◆ Required task:
Quote only the lines from the one containing "Give me a plain-text" through the final line, both included, and omit the pictures.

(Stored records)
——————

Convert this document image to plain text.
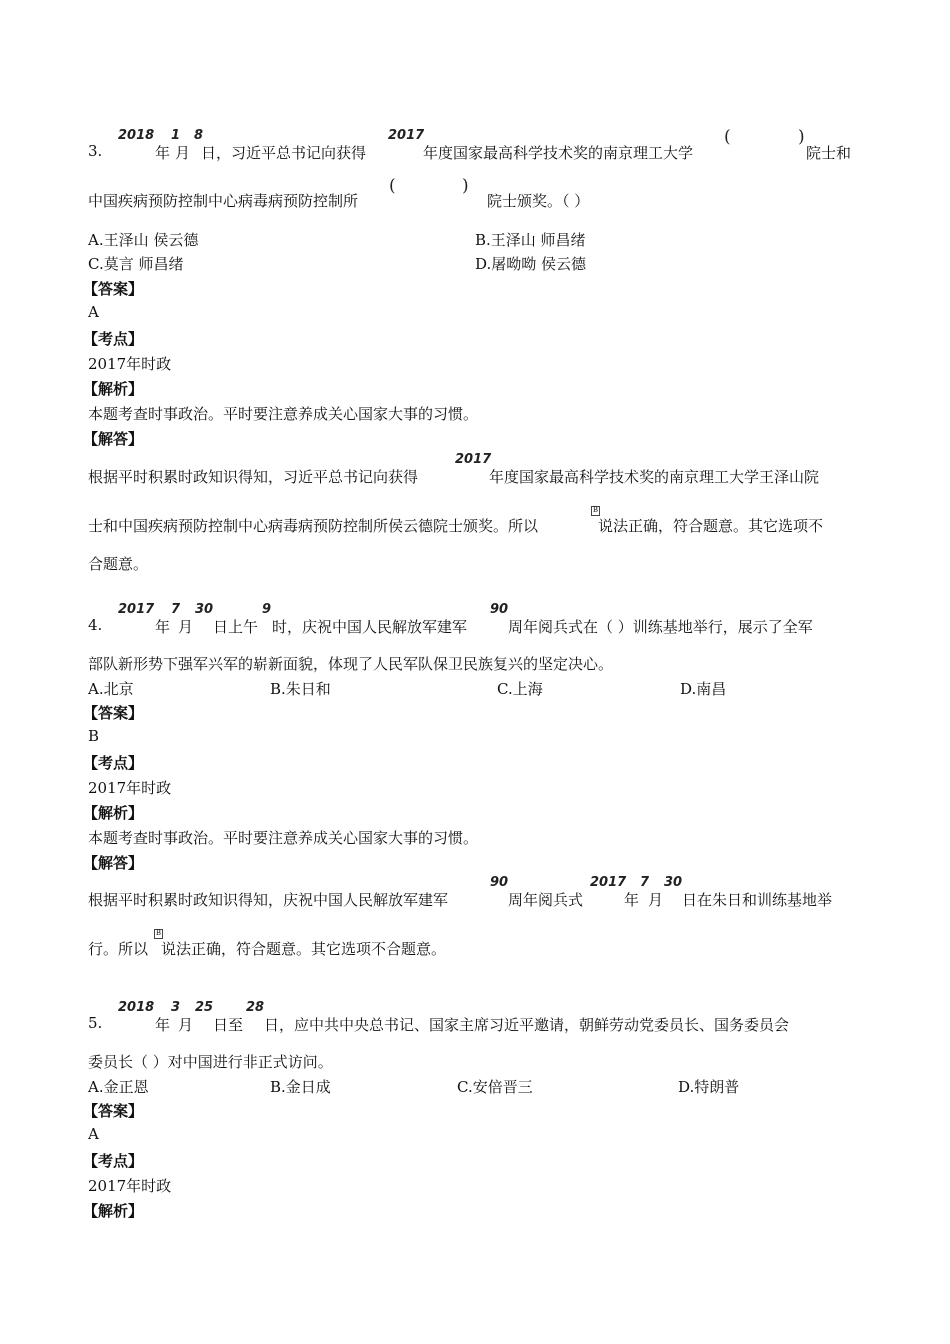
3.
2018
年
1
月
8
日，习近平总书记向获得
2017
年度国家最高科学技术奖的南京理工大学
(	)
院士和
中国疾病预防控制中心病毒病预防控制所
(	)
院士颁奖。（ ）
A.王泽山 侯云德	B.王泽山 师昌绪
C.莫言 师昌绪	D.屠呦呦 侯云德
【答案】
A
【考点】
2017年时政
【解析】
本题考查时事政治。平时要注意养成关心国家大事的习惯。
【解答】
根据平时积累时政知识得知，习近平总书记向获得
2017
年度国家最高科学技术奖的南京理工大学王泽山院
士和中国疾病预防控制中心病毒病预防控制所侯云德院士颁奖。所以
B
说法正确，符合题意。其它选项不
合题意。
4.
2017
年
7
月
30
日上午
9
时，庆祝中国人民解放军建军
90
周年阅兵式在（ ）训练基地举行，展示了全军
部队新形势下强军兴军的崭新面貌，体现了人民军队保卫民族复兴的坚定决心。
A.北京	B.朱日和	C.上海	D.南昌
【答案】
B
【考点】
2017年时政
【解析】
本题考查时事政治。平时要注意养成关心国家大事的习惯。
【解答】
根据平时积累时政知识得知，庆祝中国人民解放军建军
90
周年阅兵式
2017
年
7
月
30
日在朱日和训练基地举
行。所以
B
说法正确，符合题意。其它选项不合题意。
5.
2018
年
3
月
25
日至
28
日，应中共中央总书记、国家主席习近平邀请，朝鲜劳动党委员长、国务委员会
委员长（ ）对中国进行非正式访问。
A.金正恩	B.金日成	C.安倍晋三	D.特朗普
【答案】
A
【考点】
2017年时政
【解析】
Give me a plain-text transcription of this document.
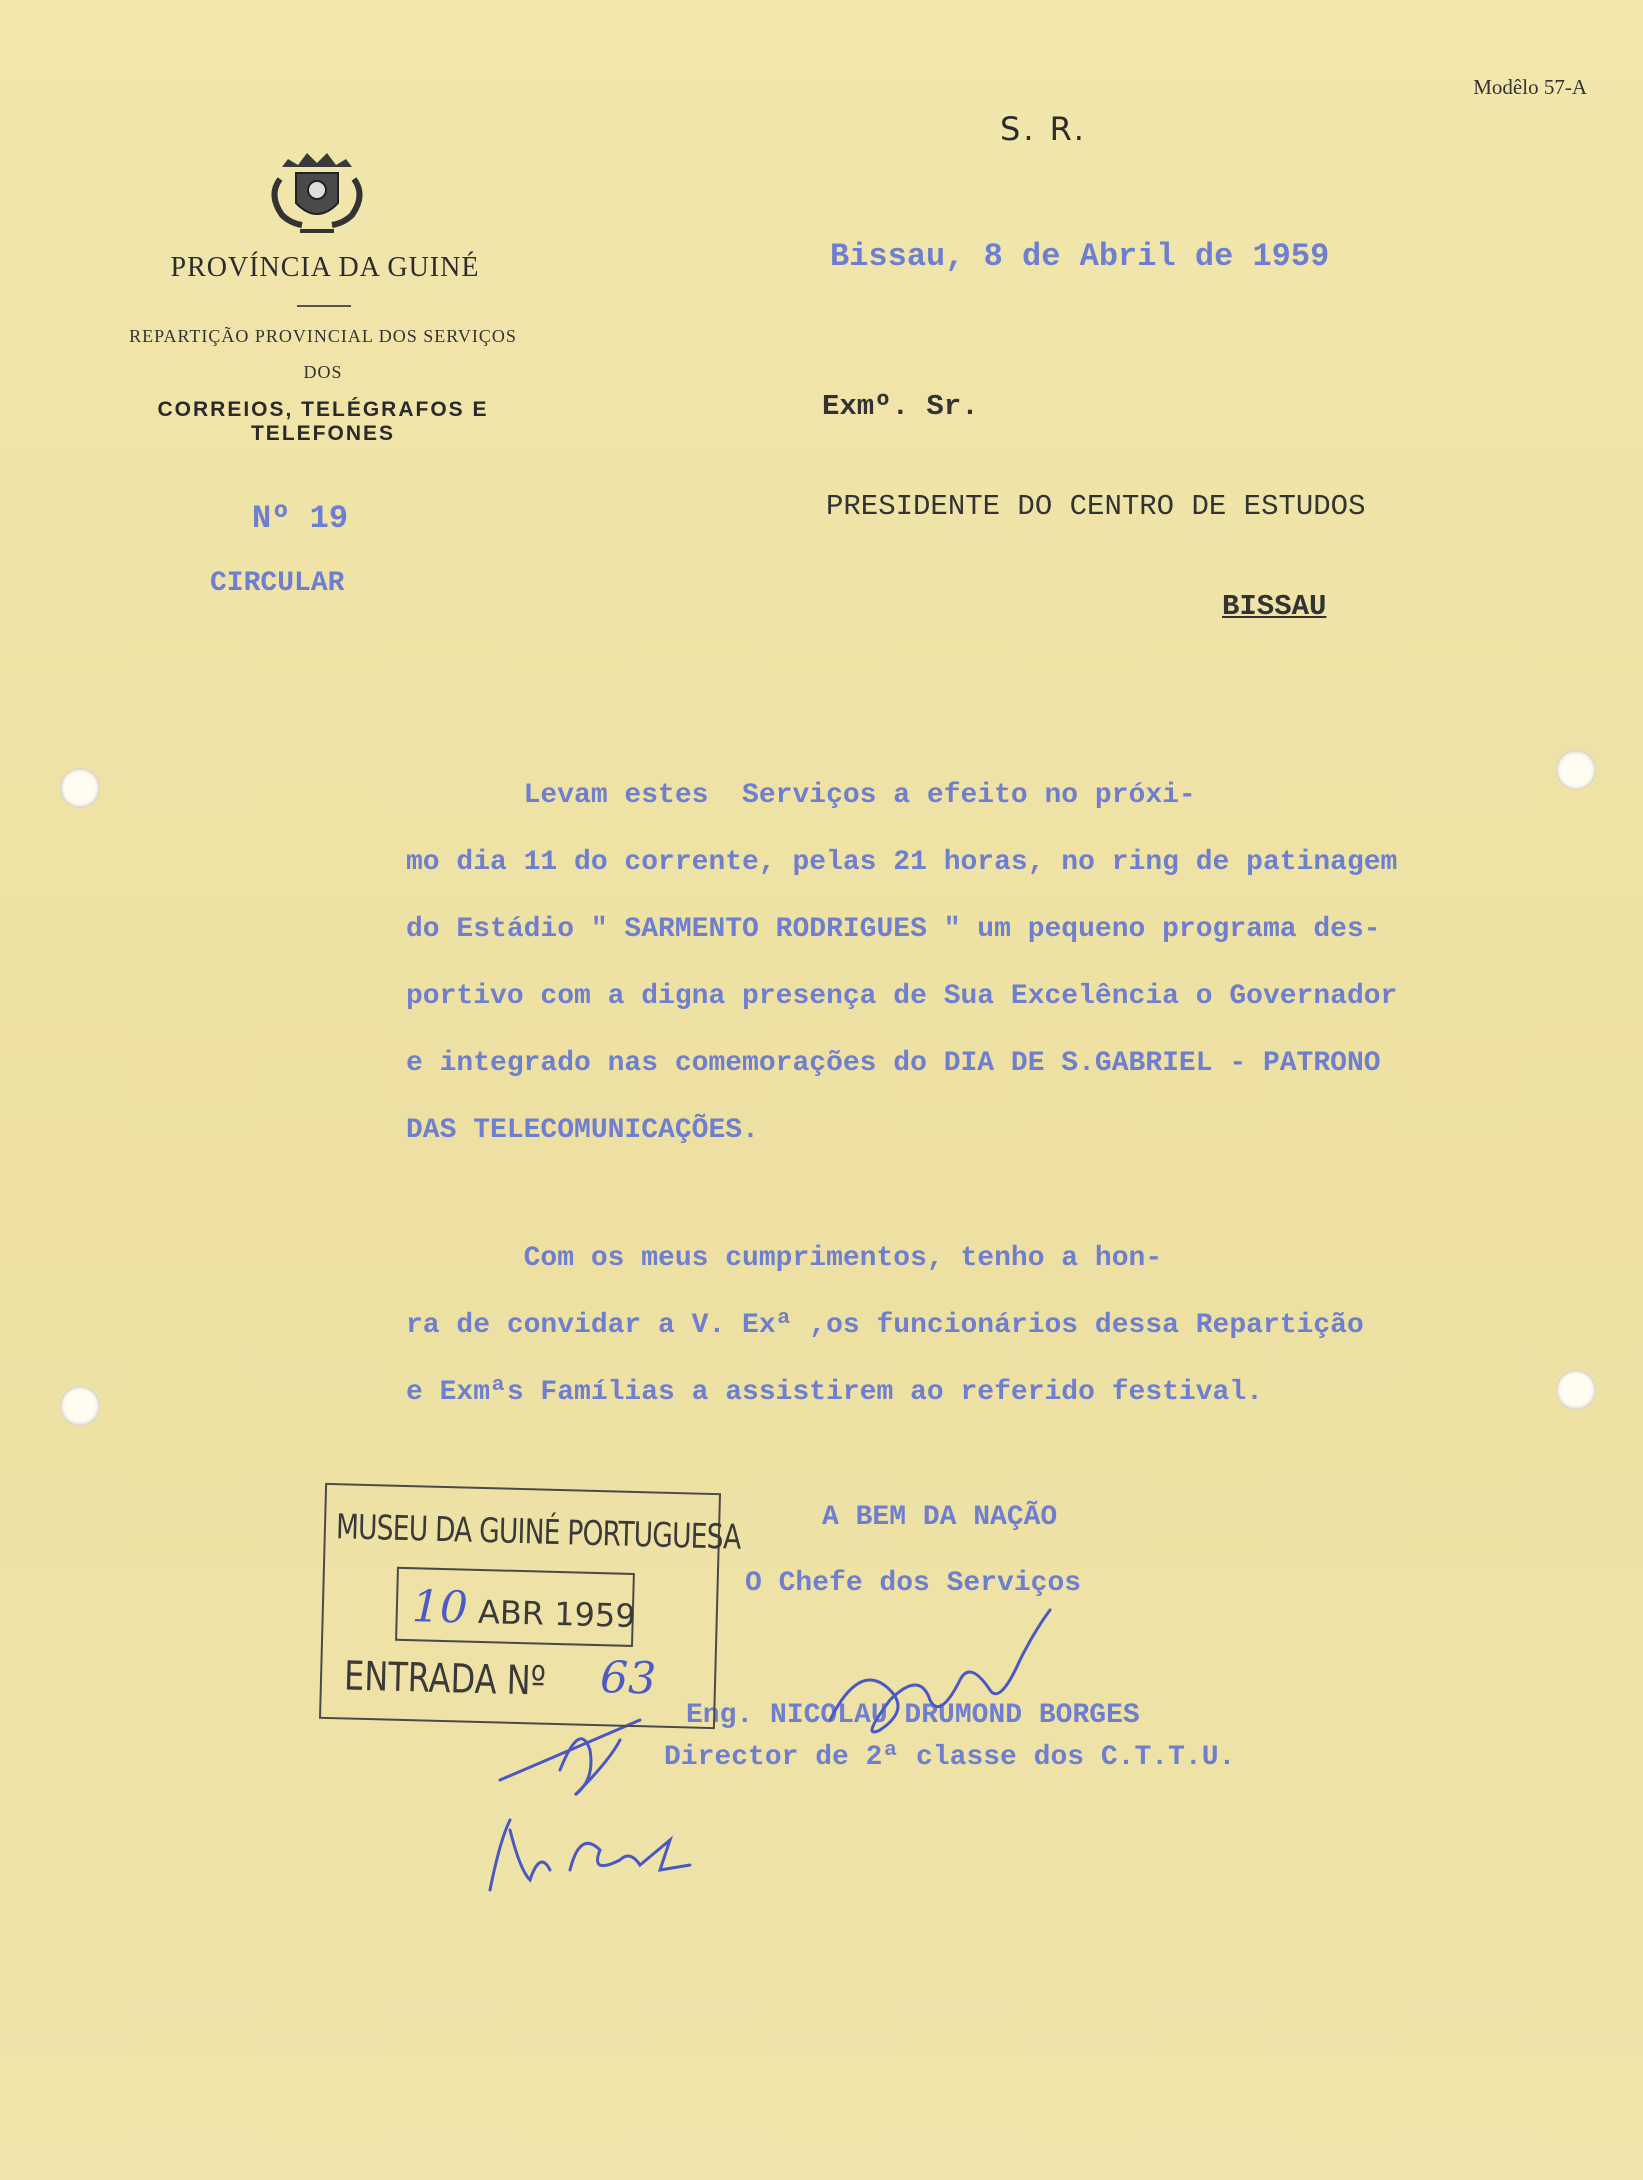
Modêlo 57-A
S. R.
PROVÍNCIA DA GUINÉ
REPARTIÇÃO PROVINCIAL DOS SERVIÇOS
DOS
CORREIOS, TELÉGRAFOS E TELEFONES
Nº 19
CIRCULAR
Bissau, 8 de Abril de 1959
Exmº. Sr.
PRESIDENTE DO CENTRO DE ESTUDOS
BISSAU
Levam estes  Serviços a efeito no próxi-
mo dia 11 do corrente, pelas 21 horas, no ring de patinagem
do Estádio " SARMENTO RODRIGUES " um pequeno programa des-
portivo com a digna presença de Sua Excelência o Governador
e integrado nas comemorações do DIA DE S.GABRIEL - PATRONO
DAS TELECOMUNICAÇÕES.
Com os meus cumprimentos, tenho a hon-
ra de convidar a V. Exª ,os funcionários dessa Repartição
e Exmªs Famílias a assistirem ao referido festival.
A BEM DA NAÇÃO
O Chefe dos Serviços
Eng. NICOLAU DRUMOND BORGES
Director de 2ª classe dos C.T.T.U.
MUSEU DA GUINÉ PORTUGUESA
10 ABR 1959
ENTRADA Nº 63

——————

◆ Result of the exercise:
Give me a plain-text transcription of this document.
Modêlo 57-A
S. R.
PROVÍNCIA DA GUINÉ
REPARTIÇÃO PROVINCIAL DOS SERVIÇOS
DOS
CORREIOS, TELÉGRAFOS E TELEFONES
Nº 19
CIRCULAR
Bissau, 8 de Abril de 1959
Exmº. Sr.
PRESIDENTE DO CENTRO DE ESTUDOS
BISSAU
Levam estes  Serviços a efeito no próxi-
mo dia 11 do corrente, pelas 21 horas, no ring de patinagem
do Estádio " SARMENTO RODRIGUES " um pequeno programa des-
portivo com a digna presença de Sua Excelência o Governador
e integrado nas comemorações do DIA DE S.GABRIEL - PATRONO
DAS TELECOMUNICAÇÕES.
Com os meus cumprimentos, tenho a hon-
ra de convidar a V. Exª ,os funcionários dessa Repartição
e Exmªs Famílias a assistirem ao referido festival.
A BEM DA NAÇÃO
O Chefe dos Serviços
Eng. NICOLAU DRUMOND BORGES
Director de 2ª classe dos C.T.T.U.
MUSEU DA GUINÉ PORTUGUESA
10 ABR 1959
ENTRADA Nº 63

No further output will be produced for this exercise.